Stated problem ▸
Determine how many lines contain the string "domu". Reply with that figure and nothing else.
-- start of Entries shown --
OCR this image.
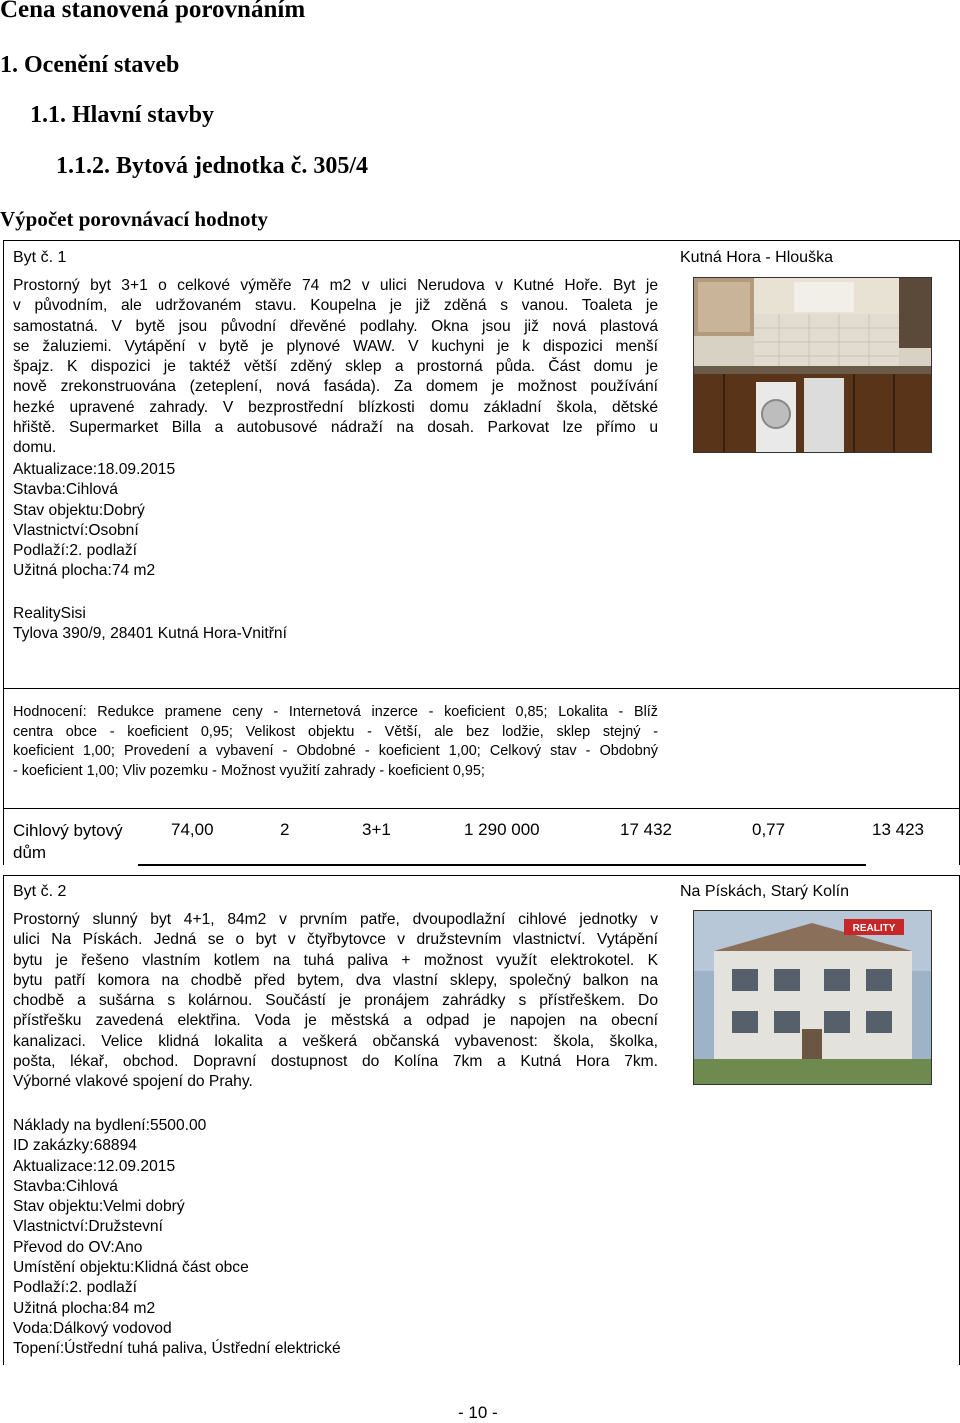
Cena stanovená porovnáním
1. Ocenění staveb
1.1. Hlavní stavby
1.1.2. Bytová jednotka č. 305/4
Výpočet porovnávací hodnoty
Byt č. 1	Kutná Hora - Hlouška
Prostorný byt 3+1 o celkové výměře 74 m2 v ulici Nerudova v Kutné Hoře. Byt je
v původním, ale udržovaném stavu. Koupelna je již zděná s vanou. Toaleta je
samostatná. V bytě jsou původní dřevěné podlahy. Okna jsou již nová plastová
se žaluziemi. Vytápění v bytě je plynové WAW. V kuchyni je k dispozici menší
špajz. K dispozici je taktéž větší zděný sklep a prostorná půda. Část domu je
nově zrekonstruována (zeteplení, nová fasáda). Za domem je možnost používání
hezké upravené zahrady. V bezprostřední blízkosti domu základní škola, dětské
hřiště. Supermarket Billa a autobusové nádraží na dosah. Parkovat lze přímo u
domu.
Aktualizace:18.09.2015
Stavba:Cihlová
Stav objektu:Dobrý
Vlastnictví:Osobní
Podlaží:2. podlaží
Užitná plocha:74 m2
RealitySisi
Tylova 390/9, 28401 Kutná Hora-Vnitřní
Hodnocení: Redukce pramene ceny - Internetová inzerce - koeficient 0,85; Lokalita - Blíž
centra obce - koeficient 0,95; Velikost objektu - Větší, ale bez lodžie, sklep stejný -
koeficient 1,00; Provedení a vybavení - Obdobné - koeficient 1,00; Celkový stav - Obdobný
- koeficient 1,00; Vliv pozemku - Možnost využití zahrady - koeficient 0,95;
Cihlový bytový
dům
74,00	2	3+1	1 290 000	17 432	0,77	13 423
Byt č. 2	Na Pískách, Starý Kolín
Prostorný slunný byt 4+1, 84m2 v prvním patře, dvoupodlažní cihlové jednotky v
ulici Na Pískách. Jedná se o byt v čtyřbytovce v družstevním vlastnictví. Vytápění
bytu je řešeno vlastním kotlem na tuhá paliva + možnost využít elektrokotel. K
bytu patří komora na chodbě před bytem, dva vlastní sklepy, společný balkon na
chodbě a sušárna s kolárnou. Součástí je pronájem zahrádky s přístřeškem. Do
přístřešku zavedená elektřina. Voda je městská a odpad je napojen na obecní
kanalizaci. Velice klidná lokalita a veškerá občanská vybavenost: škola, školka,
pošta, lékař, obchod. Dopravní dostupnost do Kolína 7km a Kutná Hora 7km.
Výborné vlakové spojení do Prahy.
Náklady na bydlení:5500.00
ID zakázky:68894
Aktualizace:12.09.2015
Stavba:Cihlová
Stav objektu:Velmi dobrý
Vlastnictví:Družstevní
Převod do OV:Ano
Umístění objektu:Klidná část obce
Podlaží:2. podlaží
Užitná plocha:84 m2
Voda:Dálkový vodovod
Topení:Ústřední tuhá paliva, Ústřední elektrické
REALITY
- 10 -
-- end of Entries shown --
-- start of Entries shown --
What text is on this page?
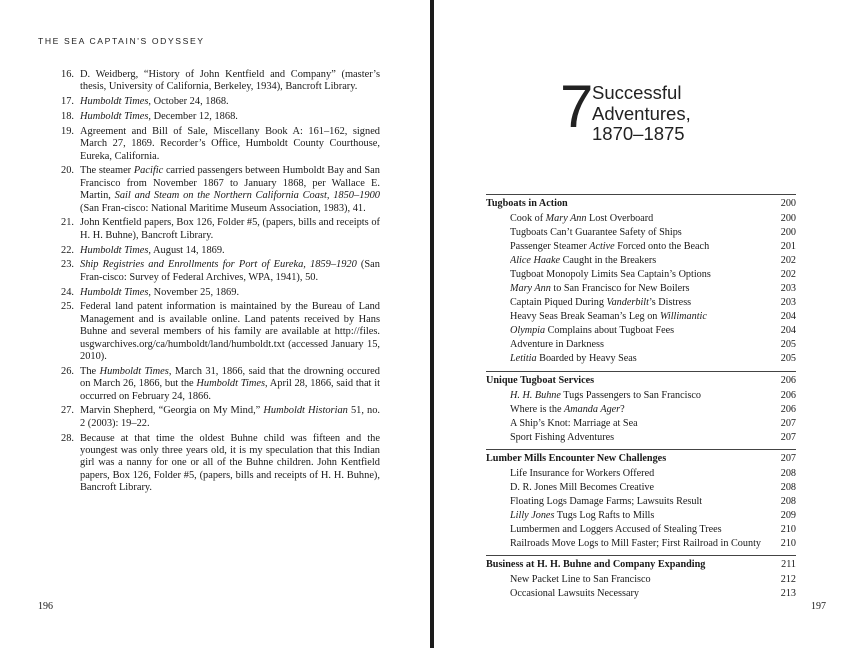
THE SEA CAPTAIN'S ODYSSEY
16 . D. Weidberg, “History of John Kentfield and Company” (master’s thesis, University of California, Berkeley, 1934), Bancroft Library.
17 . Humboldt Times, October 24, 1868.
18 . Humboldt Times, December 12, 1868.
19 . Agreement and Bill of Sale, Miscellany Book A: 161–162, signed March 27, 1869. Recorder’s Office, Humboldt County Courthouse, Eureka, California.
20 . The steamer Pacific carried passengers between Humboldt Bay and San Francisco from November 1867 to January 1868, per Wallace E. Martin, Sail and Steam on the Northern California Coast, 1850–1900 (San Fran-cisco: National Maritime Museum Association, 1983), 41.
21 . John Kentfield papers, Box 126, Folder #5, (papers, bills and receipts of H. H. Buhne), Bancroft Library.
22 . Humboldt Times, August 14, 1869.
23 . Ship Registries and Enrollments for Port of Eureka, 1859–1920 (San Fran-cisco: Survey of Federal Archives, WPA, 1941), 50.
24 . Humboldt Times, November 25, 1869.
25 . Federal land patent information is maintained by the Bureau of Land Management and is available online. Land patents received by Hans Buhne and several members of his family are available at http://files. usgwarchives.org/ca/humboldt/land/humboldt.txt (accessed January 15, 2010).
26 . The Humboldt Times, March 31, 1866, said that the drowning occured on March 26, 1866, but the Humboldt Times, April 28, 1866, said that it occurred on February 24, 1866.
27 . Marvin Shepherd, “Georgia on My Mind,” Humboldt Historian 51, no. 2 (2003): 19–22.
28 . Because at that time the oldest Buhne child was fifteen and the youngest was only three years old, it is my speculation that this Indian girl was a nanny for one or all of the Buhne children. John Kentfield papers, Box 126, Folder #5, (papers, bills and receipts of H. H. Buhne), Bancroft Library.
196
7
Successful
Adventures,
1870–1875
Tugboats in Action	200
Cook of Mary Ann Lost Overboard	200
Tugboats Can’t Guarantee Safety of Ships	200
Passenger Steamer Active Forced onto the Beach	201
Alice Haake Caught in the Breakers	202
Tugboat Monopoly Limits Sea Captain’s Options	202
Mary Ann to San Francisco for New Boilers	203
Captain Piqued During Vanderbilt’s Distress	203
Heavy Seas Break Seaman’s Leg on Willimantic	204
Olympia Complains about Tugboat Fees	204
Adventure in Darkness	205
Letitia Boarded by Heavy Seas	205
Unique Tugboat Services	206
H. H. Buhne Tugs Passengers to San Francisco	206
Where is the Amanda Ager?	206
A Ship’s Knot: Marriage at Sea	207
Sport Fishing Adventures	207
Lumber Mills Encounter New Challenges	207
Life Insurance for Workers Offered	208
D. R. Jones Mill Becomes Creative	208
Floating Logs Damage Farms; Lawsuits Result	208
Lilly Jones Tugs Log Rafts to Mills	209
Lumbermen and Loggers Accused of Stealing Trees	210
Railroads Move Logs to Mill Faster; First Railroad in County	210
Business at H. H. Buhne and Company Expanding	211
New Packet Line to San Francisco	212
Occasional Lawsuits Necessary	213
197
-- end of Entries shown --
Final result ▸
3